[start of EXERCISE MATERIALS]

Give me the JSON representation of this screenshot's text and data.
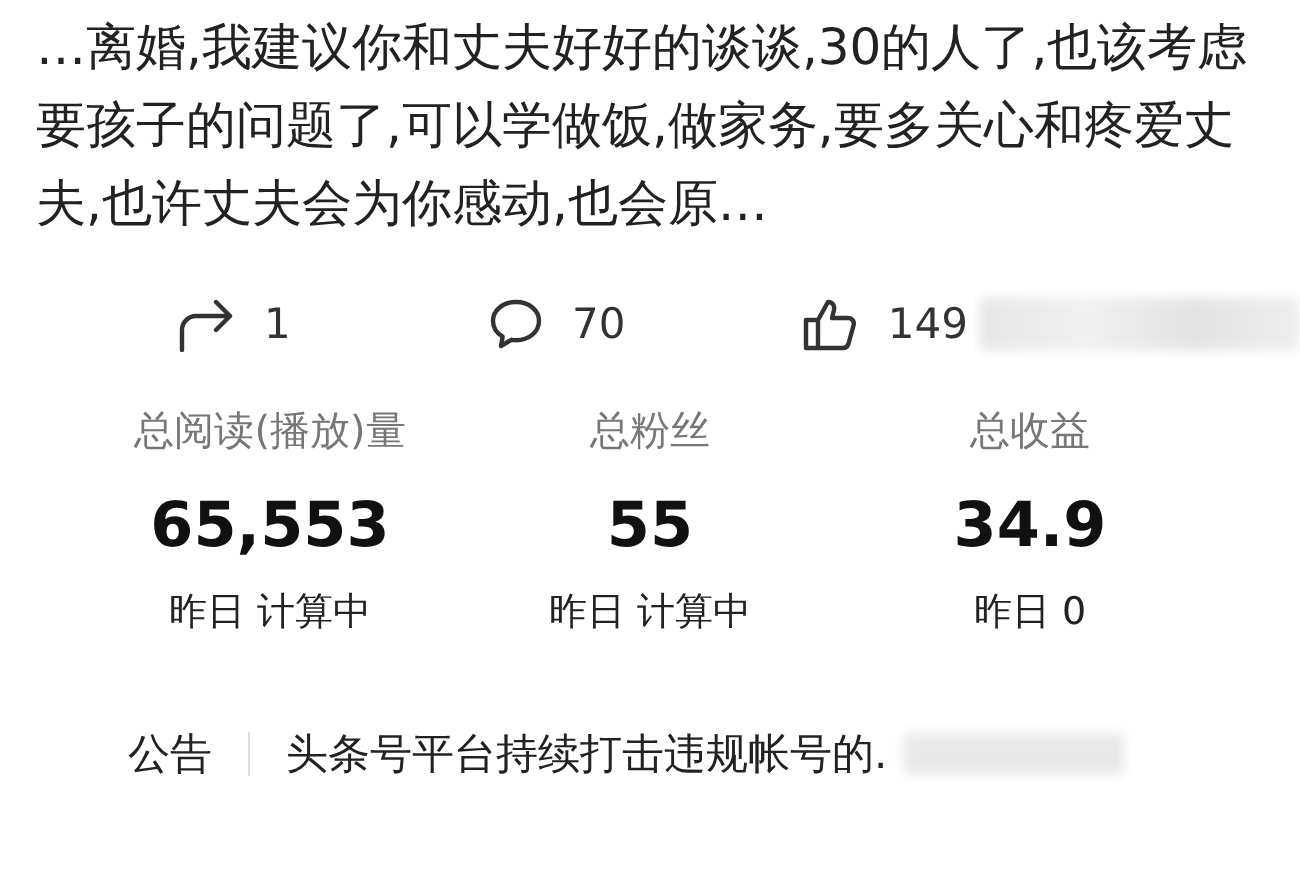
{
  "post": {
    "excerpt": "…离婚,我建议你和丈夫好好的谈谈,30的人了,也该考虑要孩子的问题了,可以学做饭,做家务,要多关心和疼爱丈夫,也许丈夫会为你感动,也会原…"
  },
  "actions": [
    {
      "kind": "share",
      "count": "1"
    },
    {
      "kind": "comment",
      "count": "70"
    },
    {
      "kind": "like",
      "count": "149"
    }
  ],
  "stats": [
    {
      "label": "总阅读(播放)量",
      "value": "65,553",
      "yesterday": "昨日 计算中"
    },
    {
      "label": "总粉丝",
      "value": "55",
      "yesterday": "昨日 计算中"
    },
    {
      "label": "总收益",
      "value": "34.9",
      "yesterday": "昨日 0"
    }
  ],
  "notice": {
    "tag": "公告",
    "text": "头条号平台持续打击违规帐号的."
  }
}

[end of EXERCISE MATERIALS]

THE TASK: Give every record again exactly, apart from the pictures, which stay out.

ANSWER FOR THIS EXERCISE:
Give me the JSON representation of this screenshot's text and data.
{
  "post": {
    "excerpt": "…离婚,我建议你和丈夫好好的谈谈,30的人了,也该考虑要孩子的问题了,可以学做饭,做家务,要多关心和疼爱丈夫,也许丈夫会为你感动,也会原…"
  },
  "actions": [
    {
      "kind": "share",
      "count": "1"
    },
    {
      "kind": "comment",
      "count": "70"
    },
    {
      "kind": "like",
      "count": "149"
    }
  ],
  "stats": [
    {
      "label": "总阅读(播放)量",
      "value": "65,553",
      "yesterday": "昨日 计算中"
    },
    {
      "label": "总粉丝",
      "value": "55",
      "yesterday": "昨日 计算中"
    },
    {
      "label": "总收益",
      "value": "34.9",
      "yesterday": "昨日 0"
    }
  ],
  "notice": {
    "tag": "公告",
    "text": "头条号平台持续打击违规帐号的."
  }
}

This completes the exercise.